▸ **What is needed**
In your copy, reproduce the entries exactly as they are, minus the images.

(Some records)

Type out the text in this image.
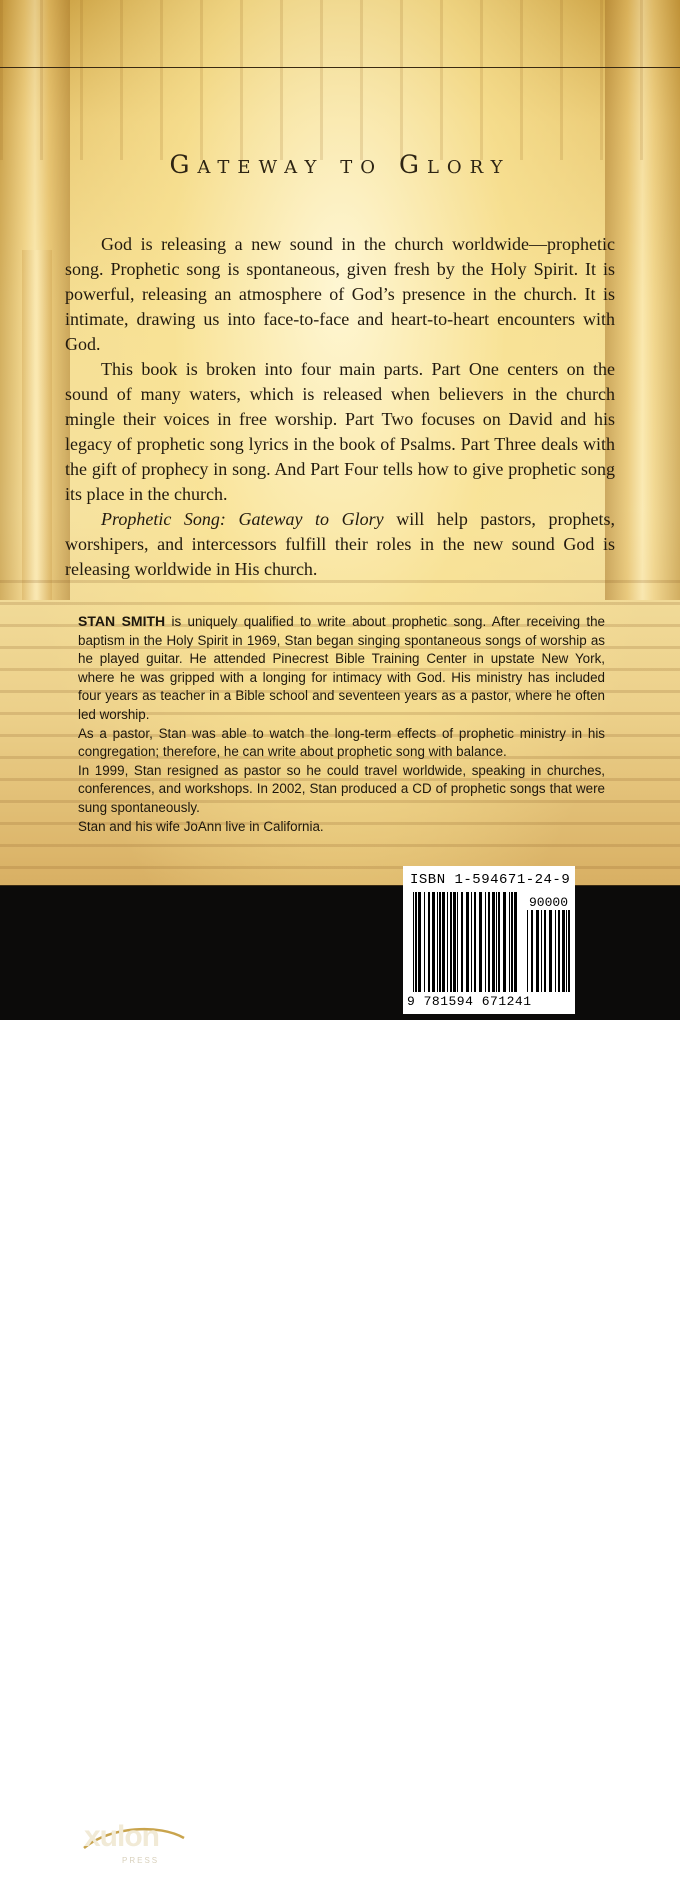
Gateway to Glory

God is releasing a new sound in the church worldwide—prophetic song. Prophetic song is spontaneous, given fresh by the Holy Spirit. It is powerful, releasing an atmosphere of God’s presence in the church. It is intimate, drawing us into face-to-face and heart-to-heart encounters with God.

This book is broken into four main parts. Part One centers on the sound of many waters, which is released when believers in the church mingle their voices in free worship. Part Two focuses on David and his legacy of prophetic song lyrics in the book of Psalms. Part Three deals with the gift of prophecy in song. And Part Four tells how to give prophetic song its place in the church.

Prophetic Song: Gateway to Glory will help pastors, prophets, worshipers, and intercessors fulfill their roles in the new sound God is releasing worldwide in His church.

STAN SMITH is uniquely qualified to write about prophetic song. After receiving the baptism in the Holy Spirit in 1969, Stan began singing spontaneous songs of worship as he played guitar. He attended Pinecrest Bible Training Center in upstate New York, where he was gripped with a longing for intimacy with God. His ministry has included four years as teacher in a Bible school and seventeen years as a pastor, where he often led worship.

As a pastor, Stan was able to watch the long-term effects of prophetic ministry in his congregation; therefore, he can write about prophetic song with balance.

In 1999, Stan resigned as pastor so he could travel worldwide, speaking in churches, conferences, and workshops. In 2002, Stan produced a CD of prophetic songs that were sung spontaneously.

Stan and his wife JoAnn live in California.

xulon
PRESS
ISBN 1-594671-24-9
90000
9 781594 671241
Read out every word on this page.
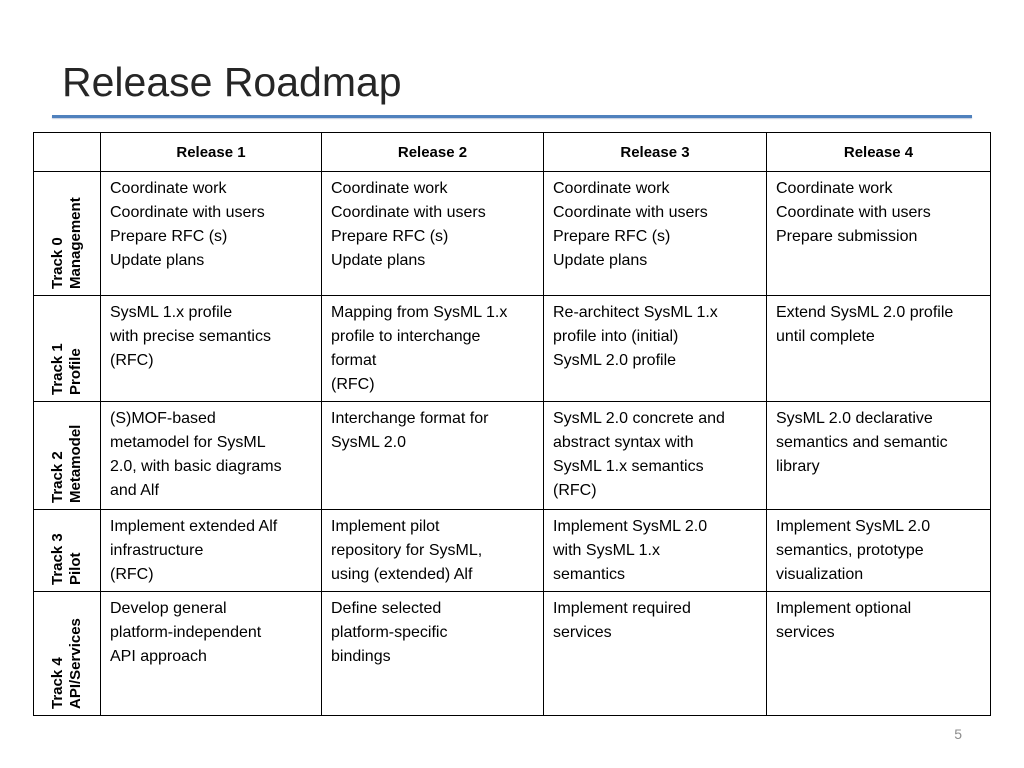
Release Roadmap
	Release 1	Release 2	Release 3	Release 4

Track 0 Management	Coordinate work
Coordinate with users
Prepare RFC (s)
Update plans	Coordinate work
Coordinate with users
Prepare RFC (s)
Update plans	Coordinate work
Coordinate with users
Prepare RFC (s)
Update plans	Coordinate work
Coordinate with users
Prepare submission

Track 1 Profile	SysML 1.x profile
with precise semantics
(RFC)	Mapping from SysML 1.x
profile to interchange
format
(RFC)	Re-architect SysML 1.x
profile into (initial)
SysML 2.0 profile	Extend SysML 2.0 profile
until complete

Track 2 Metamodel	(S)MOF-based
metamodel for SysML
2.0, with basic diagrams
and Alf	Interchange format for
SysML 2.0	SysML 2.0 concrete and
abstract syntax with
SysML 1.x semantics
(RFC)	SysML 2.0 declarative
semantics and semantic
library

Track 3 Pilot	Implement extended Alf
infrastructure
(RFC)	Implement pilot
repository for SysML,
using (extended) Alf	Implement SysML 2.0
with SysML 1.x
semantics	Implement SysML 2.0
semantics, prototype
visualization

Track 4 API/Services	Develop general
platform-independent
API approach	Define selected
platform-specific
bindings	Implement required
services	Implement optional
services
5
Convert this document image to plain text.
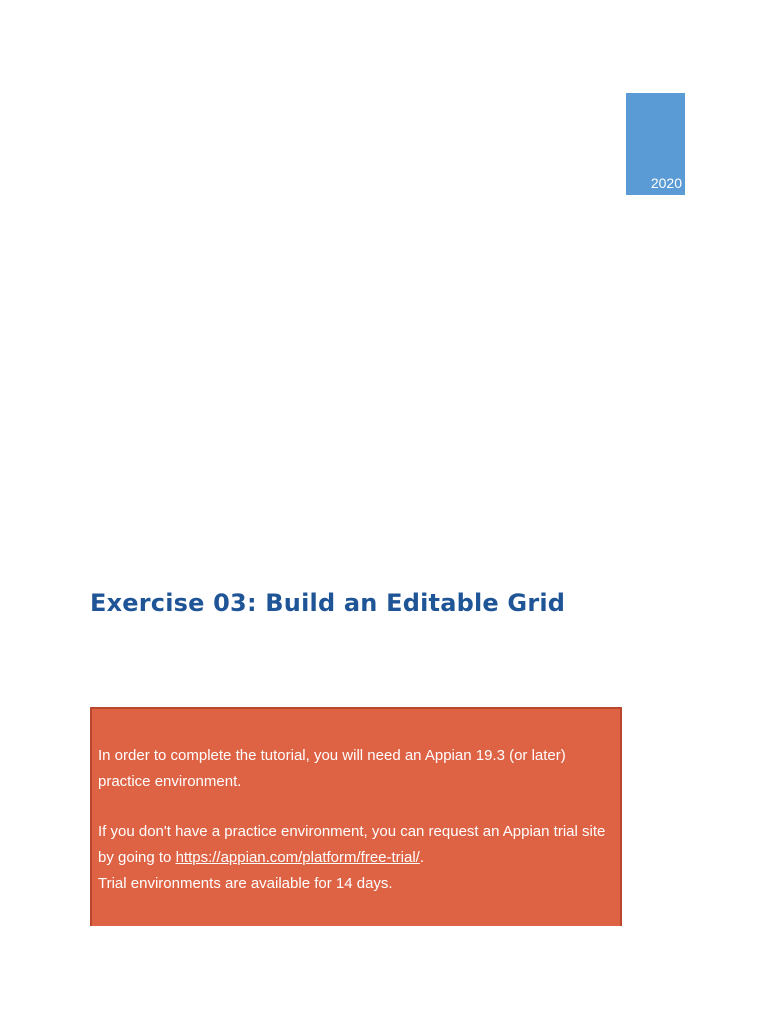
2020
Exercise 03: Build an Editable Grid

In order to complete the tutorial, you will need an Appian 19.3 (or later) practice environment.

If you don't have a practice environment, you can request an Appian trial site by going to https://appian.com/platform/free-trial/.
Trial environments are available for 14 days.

▸ **The response**
Type out the text in this image.
Gateway to Glory

God is releasing a new sound in the church worldwide—prophetic song. Prophetic song is spontaneous, given fresh by the Holy Spirit. It is powerful, releasing an atmosphere of God’s presence in the church. It is intimate, drawing us into face-to-face and heart-to-heart encounters with God.

This book is broken into four main parts. Part One centers on the sound of many waters, which is released when believers in the church mingle their voices in free worship. Part Two focuses on David and his legacy of prophetic song lyrics in the book of Psalms. Part Three deals with the gift of prophecy in song. And Part Four tells how to give prophetic song its place in the church.

Prophetic Song: Gateway to Glory will help pastors, prophets, worshipers, and intercessors fulfill their roles in the new sound God is releasing worldwide in His church.

STAN SMITH is uniquely qualified to write about prophetic song. After receiving the baptism in the Holy Spirit in 1969, Stan began singing spontaneous songs of worship as he played guitar. He attended Pinecrest Bible Training Center in upstate New York, where he was gripped with a longing for intimacy with God. His ministry has included four years as teacher in a Bible school and seventeen years as a pastor, where he often led worship.

As a pastor, Stan was able to watch the long-term effects of prophetic ministry in his congregation; therefore, he can write about prophetic song with balance.

In 1999, Stan resigned as pastor so he could travel worldwide, speaking in churches, conferences, and workshops. In 2002, Stan produced a CD of prophetic songs that were sung spontaneously.

Stan and his wife JoAnn live in California.

xulon
PRESS
ISBN 1-594671-24-9
90000
9 781594 671241
Read out every word on this page.
Release Roadmap
	Release 1	Release 2	Release 3	Release 4

Track 0 Management	Coordinate work
Coordinate with users
Prepare RFC (s)
Update plans	Coordinate work
Coordinate with users
Prepare RFC (s)
Update plans	Coordinate work
Coordinate with users
Prepare RFC (s)
Update plans	Coordinate work
Coordinate with users
Prepare submission

Track 1 Profile	SysML 1.x profile
with precise semantics
(RFC)	Mapping from SysML 1.x
profile to interchange
format
(RFC)	Re-architect SysML 1.x
profile into (initial)
SysML 2.0 profile	Extend SysML 2.0 profile
until complete

Track 2 Metamodel	(S)MOF-based
metamodel for SysML
2.0, with basic diagrams
and Alf	Interchange format for
SysML 2.0	SysML 2.0 concrete and
abstract syntax with
SysML 1.x semantics
(RFC)	SysML 2.0 declarative
semantics and semantic
library

Track 3 Pilot	Implement extended Alf
infrastructure
(RFC)	Implement pilot
repository for SysML,
using (extended) Alf	Implement SysML 2.0
with SysML 1.x
semantics	Implement SysML 2.0
semantics, prototype
visualization

Track 4 API/Services	Develop general
platform-independent
API approach	Define selected
platform-specific
bindings	Implement required
services	Implement optional
services
5
Convert this document image to plain text.
2020
Exercise 03: Build an Editable Grid

In order to complete the tutorial, you will need an Appian 19.3 (or later) practice environment.

If you don't have a practice environment, you can request an Appian trial site by going to https://appian.com/platform/free-trial/.
Trial environments are available for 14 days.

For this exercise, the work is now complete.